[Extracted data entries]

-- start --

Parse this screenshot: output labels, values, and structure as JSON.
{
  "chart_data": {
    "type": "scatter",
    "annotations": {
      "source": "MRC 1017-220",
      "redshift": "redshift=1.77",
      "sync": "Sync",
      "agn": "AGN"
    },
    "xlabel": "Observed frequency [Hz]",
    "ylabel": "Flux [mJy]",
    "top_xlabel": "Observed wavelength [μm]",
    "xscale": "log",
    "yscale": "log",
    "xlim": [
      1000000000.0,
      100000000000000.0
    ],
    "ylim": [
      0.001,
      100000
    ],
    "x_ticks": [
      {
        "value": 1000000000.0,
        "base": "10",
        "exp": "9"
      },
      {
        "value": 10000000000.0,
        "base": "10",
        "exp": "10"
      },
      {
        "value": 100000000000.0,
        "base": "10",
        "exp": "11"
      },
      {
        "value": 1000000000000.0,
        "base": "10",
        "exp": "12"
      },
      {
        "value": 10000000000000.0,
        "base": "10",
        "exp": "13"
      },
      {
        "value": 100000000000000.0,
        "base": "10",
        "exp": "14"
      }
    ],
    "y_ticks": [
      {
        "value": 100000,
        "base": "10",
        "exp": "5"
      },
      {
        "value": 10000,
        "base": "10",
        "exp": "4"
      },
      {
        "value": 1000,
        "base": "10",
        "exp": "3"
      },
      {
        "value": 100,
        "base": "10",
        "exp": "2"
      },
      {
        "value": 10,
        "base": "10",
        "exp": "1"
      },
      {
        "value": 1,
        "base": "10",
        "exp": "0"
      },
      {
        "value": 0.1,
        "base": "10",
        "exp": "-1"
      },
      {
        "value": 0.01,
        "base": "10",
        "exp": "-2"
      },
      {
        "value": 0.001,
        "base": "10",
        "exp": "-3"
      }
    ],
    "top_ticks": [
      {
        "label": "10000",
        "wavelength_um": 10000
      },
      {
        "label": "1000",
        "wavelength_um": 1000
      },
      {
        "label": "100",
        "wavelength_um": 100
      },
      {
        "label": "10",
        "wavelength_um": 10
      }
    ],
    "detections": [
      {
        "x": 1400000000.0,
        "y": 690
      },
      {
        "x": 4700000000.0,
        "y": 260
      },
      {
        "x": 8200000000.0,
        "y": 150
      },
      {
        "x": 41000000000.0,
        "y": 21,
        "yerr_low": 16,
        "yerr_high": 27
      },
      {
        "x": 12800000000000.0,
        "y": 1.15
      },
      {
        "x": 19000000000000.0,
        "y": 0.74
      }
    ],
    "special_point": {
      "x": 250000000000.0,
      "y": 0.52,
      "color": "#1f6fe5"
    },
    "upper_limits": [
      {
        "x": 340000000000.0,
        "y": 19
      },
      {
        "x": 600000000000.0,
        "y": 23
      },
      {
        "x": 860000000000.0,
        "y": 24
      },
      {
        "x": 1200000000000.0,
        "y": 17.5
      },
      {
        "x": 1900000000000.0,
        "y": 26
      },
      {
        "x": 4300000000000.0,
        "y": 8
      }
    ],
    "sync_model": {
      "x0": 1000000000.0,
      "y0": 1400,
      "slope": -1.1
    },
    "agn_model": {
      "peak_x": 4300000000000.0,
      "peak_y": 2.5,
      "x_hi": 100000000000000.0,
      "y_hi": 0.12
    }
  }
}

-- end --

> [What to work on] In the listing above, find each line with the word "Observed" and copy it.

> [Exercise answer]
    "xlabel": "Observed frequency [Hz]",
    "top_xlabel": "Observed wavelength [μm]",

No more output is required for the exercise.